Records from a data collection
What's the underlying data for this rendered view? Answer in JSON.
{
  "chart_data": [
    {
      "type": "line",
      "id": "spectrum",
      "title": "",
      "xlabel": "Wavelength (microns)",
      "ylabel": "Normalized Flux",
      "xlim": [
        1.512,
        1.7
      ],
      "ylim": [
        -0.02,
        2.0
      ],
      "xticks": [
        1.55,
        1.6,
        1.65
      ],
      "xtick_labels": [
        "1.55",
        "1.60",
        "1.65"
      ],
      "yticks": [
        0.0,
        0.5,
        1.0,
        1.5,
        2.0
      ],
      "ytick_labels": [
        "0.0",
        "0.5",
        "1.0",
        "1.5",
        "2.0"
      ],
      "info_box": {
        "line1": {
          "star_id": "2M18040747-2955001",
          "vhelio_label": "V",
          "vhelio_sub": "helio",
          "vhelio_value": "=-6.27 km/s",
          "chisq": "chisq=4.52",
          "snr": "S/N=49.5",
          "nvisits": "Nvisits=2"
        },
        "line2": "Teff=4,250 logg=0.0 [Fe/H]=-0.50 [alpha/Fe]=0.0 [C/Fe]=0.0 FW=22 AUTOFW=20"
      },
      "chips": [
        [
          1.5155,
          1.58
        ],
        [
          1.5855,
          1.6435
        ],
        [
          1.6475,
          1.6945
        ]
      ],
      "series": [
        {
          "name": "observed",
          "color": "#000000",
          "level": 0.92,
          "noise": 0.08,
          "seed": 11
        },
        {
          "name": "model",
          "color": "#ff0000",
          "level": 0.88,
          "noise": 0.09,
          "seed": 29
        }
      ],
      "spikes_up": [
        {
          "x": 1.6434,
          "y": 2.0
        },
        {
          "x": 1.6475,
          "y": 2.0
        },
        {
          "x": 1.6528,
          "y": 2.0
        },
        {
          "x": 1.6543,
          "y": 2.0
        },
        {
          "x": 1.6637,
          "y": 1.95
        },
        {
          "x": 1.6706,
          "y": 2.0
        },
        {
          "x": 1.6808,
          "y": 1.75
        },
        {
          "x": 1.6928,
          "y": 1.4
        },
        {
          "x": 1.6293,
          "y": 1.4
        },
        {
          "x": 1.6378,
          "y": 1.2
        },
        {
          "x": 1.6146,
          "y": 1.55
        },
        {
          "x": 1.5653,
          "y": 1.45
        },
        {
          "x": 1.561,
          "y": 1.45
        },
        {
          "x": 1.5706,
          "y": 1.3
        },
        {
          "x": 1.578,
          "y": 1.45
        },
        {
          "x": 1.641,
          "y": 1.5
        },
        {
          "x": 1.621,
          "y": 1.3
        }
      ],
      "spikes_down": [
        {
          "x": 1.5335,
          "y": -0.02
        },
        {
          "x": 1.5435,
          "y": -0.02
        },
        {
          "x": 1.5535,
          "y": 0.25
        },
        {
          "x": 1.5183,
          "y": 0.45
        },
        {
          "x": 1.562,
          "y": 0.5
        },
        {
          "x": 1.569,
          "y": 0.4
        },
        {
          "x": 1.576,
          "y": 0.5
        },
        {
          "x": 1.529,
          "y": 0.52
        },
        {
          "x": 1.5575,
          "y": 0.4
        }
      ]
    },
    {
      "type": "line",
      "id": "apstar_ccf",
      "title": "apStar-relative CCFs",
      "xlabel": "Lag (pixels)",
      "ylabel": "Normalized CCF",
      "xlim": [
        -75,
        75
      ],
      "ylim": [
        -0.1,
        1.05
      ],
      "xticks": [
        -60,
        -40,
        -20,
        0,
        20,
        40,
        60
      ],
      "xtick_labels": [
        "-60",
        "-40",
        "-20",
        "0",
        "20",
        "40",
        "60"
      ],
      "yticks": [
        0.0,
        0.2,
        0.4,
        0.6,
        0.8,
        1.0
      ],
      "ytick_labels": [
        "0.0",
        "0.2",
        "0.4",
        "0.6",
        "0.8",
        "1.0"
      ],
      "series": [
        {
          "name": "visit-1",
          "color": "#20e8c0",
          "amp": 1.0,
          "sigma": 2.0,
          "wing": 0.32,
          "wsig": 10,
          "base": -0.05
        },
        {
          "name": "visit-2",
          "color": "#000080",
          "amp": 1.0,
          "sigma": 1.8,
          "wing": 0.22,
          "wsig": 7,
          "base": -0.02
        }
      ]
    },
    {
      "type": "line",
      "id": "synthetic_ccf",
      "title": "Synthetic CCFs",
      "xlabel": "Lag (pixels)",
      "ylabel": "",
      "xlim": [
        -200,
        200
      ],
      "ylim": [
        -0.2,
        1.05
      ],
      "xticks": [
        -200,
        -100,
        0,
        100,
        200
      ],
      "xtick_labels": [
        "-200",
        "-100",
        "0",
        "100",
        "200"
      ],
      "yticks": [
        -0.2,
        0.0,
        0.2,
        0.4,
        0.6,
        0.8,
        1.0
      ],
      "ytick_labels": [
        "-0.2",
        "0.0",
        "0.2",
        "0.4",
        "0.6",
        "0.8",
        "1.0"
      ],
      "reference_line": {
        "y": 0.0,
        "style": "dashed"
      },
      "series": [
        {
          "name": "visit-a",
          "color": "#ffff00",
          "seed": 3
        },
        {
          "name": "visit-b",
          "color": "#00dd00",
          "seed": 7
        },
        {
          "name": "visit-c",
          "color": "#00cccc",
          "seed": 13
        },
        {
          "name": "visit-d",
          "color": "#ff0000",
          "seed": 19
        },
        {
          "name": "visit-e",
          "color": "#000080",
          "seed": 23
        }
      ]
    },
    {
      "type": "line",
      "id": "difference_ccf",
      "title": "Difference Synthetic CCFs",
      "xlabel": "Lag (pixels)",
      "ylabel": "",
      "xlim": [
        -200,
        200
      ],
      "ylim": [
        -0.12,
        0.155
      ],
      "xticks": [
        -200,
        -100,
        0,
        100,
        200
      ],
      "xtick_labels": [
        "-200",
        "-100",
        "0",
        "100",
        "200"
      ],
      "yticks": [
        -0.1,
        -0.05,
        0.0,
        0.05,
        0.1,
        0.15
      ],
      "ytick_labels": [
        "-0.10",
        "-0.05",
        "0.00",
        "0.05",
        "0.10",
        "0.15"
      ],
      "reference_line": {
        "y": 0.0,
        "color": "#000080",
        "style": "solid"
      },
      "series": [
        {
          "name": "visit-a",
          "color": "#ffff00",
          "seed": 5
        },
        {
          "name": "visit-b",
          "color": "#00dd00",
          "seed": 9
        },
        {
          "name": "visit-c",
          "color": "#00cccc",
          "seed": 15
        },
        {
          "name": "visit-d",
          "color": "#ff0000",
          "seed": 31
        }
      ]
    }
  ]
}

● **TASK DESCRIPTION**
Quote all the records exactly, please, leaving none out.

● **FULL RESPONSE**
What's the underlying data for this rendered view? Answer in JSON.
{
  "chart_data": [
    {
      "type": "line",
      "id": "spectrum",
      "title": "",
      "xlabel": "Wavelength (microns)",
      "ylabel": "Normalized Flux",
      "xlim": [
        1.512,
        1.7
      ],
      "ylim": [
        -0.02,
        2.0
      ],
      "xticks": [
        1.55,
        1.6,
        1.65
      ],
      "xtick_labels": [
        "1.55",
        "1.60",
        "1.65"
      ],
      "yticks": [
        0.0,
        0.5,
        1.0,
        1.5,
        2.0
      ],
      "ytick_labels": [
        "0.0",
        "0.5",
        "1.0",
        "1.5",
        "2.0"
      ],
      "info_box": {
        "line1": {
          "star_id": "2M18040747-2955001",
          "vhelio_label": "V",
          "vhelio_sub": "helio",
          "vhelio_value": "=-6.27 km/s",
          "chisq": "chisq=4.52",
          "snr": "S/N=49.5",
          "nvisits": "Nvisits=2"
        },
        "line2": "Teff=4,250 logg=0.0 [Fe/H]=-0.50 [alpha/Fe]=0.0 [C/Fe]=0.0 FW=22 AUTOFW=20"
      },
      "chips": [
        [
          1.5155,
          1.58
        ],
        [
          1.5855,
          1.6435
        ],
        [
          1.6475,
          1.6945
        ]
      ],
      "series": [
        {
          "name": "observed",
          "color": "#000000",
          "level": 0.92,
          "noise": 0.08,
          "seed": 11
        },
        {
          "name": "model",
          "color": "#ff0000",
          "level": 0.88,
          "noise": 0.09,
          "seed": 29
        }
      ],
      "spikes_up": [
        {
          "x": 1.6434,
          "y": 2.0
        },
        {
          "x": 1.6475,
          "y": 2.0
        },
        {
          "x": 1.6528,
          "y": 2.0
        },
        {
          "x": 1.6543,
          "y": 2.0
        },
        {
          "x": 1.6637,
          "y": 1.95
        },
        {
          "x": 1.6706,
          "y": 2.0
        },
        {
          "x": 1.6808,
          "y": 1.75
        },
        {
          "x": 1.6928,
          "y": 1.4
        },
        {
          "x": 1.6293,
          "y": 1.4
        },
        {
          "x": 1.6378,
          "y": 1.2
        },
        {
          "x": 1.6146,
          "y": 1.55
        },
        {
          "x": 1.5653,
          "y": 1.45
        },
        {
          "x": 1.561,
          "y": 1.45
        },
        {
          "x": 1.5706,
          "y": 1.3
        },
        {
          "x": 1.578,
          "y": 1.45
        },
        {
          "x": 1.641,
          "y": 1.5
        },
        {
          "x": 1.621,
          "y": 1.3
        }
      ],
      "spikes_down": [
        {
          "x": 1.5335,
          "y": -0.02
        },
        {
          "x": 1.5435,
          "y": -0.02
        },
        {
          "x": 1.5535,
          "y": 0.25
        },
        {
          "x": 1.5183,
          "y": 0.45
        },
        {
          "x": 1.562,
          "y": 0.5
        },
        {
          "x": 1.569,
          "y": 0.4
        },
        {
          "x": 1.576,
          "y": 0.5
        },
        {
          "x": 1.529,
          "y": 0.52
        },
        {
          "x": 1.5575,
          "y": 0.4
        }
      ]
    },
    {
      "type": "line",
      "id": "apstar_ccf",
      "title": "apStar-relative CCFs",
      "xlabel": "Lag (pixels)",
      "ylabel": "Normalized CCF",
      "xlim": [
        -75,
        75
      ],
      "ylim": [
        -0.1,
        1.05
      ],
      "xticks": [
        -60,
        -40,
        -20,
        0,
        20,
        40,
        60
      ],
      "xtick_labels": [
        "-60",
        "-40",
        "-20",
        "0",
        "20",
        "40",
        "60"
      ],
      "yticks": [
        0.0,
        0.2,
        0.4,
        0.6,
        0.8,
        1.0
      ],
      "ytick_labels": [
        "0.0",
        "0.2",
        "0.4",
        "0.6",
        "0.8",
        "1.0"
      ],
      "series": [
        {
          "name": "visit-1",
          "color": "#20e8c0",
          "amp": 1.0,
          "sigma": 2.0,
          "wing": 0.32,
          "wsig": 10,
          "base": -0.05
        },
        {
          "name": "visit-2",
          "color": "#000080",
          "amp": 1.0,
          "sigma": 1.8,
          "wing": 0.22,
          "wsig": 7,
          "base": -0.02
        }
      ]
    },
    {
      "type": "line",
      "id": "synthetic_ccf",
      "title": "Synthetic CCFs",
      "xlabel": "Lag (pixels)",
      "ylabel": "",
      "xlim": [
        -200,
        200
      ],
      "ylim": [
        -0.2,
        1.05
      ],
      "xticks": [
        -200,
        -100,
        0,
        100,
        200
      ],
      "xtick_labels": [
        "-200",
        "-100",
        "0",
        "100",
        "200"
      ],
      "yticks": [
        -0.2,
        0.0,
        0.2,
        0.4,
        0.6,
        0.8,
        1.0
      ],
      "ytick_labels": [
        "-0.2",
        "0.0",
        "0.2",
        "0.4",
        "0.6",
        "0.8",
        "1.0"
      ],
      "reference_line": {
        "y": 0.0,
        "style": "dashed"
      },
      "series": [
        {
          "name": "visit-a",
          "color": "#ffff00",
          "seed": 3
        },
        {
          "name": "visit-b",
          "color": "#00dd00",
          "seed": 7
        },
        {
          "name": "visit-c",
          "color": "#00cccc",
          "seed": 13
        },
        {
          "name": "visit-d",
          "color": "#ff0000",
          "seed": 19
        },
        {
          "name": "visit-e",
          "color": "#000080",
          "seed": 23
        }
      ]
    },
    {
      "type": "line",
      "id": "difference_ccf",
      "title": "Difference Synthetic CCFs",
      "xlabel": "Lag (pixels)",
      "ylabel": "",
      "xlim": [
        -200,
        200
      ],
      "ylim": [
        -0.12,
        0.155
      ],
      "xticks": [
        -200,
        -100,
        0,
        100,
        200
      ],
      "xtick_labels": [
        "-200",
        "-100",
        "0",
        "100",
        "200"
      ],
      "yticks": [
        -0.1,
        -0.05,
        0.0,
        0.05,
        0.1,
        0.15
      ],
      "ytick_labels": [
        "-0.10",
        "-0.05",
        "0.00",
        "0.05",
        "0.10",
        "0.15"
      ],
      "reference_line": {
        "y": 0.0,
        "color": "#000080",
        "style": "solid"
      },
      "series": [
        {
          "name": "visit-a",
          "color": "#ffff00",
          "seed": 5
        },
        {
          "name": "visit-b",
          "color": "#00dd00",
          "seed": 9
        },
        {
          "name": "visit-c",
          "color": "#00cccc",
          "seed": 15
        },
        {
          "name": "visit-d",
          "color": "#ff0000",
          "seed": 31
        }
      ]
    }
  ]
}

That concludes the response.